RECORDS PROVIDED:

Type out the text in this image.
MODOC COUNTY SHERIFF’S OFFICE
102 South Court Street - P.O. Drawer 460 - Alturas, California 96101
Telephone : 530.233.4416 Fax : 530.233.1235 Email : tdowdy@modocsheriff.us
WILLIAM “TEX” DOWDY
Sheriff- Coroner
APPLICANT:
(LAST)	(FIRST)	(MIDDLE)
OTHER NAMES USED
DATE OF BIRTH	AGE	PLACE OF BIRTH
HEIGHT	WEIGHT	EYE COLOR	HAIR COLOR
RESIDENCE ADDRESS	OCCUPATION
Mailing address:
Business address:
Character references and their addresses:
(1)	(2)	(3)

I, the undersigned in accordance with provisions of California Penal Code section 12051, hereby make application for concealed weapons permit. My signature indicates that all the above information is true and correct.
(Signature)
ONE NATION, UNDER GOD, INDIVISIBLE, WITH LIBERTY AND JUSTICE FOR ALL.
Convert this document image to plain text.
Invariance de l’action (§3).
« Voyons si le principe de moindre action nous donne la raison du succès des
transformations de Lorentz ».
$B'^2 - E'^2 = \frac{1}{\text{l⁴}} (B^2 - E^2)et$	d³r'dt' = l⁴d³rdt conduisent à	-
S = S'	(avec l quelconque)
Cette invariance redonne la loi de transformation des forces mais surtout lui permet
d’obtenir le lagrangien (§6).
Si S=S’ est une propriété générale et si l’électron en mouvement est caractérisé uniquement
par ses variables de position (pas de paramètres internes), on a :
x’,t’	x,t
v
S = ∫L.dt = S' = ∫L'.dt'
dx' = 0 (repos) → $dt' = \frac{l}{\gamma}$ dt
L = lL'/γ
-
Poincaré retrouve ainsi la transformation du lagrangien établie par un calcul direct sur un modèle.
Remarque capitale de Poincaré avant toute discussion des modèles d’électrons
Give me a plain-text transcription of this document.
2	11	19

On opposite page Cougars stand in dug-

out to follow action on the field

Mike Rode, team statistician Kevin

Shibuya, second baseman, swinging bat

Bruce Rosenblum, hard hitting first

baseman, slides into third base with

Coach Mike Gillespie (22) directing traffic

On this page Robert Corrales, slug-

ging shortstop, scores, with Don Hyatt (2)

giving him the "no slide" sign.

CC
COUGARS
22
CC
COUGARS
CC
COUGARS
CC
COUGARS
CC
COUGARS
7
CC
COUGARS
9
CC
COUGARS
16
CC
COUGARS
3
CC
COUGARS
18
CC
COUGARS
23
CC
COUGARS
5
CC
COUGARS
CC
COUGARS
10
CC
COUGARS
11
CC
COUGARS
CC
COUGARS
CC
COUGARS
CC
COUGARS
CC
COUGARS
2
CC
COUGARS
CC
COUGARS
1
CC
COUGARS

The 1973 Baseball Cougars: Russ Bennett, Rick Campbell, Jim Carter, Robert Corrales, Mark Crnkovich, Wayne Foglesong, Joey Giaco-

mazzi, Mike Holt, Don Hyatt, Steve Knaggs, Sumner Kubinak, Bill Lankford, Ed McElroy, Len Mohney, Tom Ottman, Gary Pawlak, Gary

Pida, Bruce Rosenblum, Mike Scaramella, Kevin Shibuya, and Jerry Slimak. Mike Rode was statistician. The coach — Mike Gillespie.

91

TASK DESCRIPTION:
Please set down each line of the records exactly as given.

ANSWER:
Type out the text in this image.
MODOC COUNTY SHERIFF’S OFFICE
102 South Court Street - P.O. Drawer 460 - Alturas, California 96101
Telephone : 530.233.4416 Fax : 530.233.1235 Email : tdowdy@modocsheriff.us
WILLIAM “TEX” DOWDY
Sheriff- Coroner
APPLICANT:
(LAST)	(FIRST)	(MIDDLE)
OTHER NAMES USED
DATE OF BIRTH	AGE	PLACE OF BIRTH
HEIGHT	WEIGHT	EYE COLOR	HAIR COLOR
RESIDENCE ADDRESS	OCCUPATION
Mailing address:
Business address:
Character references and their addresses:
(1)	(2)	(3)

I, the undersigned in accordance with provisions of California Penal Code section 12051, hereby make application for concealed weapons permit. My signature indicates that all the above information is true and correct.
(Signature)
ONE NATION, UNDER GOD, INDIVISIBLE, WITH LIBERTY AND JUSTICE FOR ALL.
Convert this document image to plain text.
Invariance de l’action (§3).
« Voyons si le principe de moindre action nous donne la raison du succès des
transformations de Lorentz ».
$B'^2 - E'^2 = \frac{1}{\text{l⁴}} (B^2 - E^2)et$	d³r'dt' = l⁴d³rdt conduisent à	-
S = S'	(avec l quelconque)
Cette invariance redonne la loi de transformation des forces mais surtout lui permet
d’obtenir le lagrangien (§6).
Si S=S’ est une propriété générale et si l’électron en mouvement est caractérisé uniquement
par ses variables de position (pas de paramètres internes), on a :
x’,t’	x,t
v
S = ∫L.dt = S' = ∫L'.dt'
dx' = 0 (repos) → $dt' = \frac{l}{\gamma}$ dt
L = lL'/γ
-
Poincaré retrouve ainsi la transformation du lagrangien établie par un calcul direct sur un modèle.
Remarque capitale de Poincaré avant toute discussion des modèles d’électrons
Give me a plain-text transcription of this document.
2	11	19

On opposite page Cougars stand in dug-

out to follow action on the field

Mike Rode, team statistician Kevin

Shibuya, second baseman, swinging bat

Bruce Rosenblum, hard hitting first

baseman, slides into third base with

Coach Mike Gillespie (22) directing traffic

On this page Robert Corrales, slug-

ging shortstop, scores, with Don Hyatt (2)

giving him the "no slide" sign.

CC
COUGARS
22
CC
COUGARS
CC
COUGARS
CC
COUGARS
CC
COUGARS
7
CC
COUGARS
9
CC
COUGARS
16
CC
COUGARS
3
CC
COUGARS
18
CC
COUGARS
23
CC
COUGARS
5
CC
COUGARS
CC
COUGARS
10
CC
COUGARS
11
CC
COUGARS
CC
COUGARS
CC
COUGARS
CC
COUGARS
CC
COUGARS
2
CC
COUGARS
CC
COUGARS
1
CC
COUGARS

The 1973 Baseball Cougars: Russ Bennett, Rick Campbell, Jim Carter, Robert Corrales, Mark Crnkovich, Wayne Foglesong, Joey Giaco-

mazzi, Mike Holt, Don Hyatt, Steve Knaggs, Sumner Kubinak, Bill Lankford, Ed McElroy, Len Mohney, Tom Ottman, Gary Pawlak, Gary

Pida, Bruce Rosenblum, Mike Scaramella, Kevin Shibuya, and Jerry Slimak. Mike Rode was statistician. The coach — Mike Gillespie.

91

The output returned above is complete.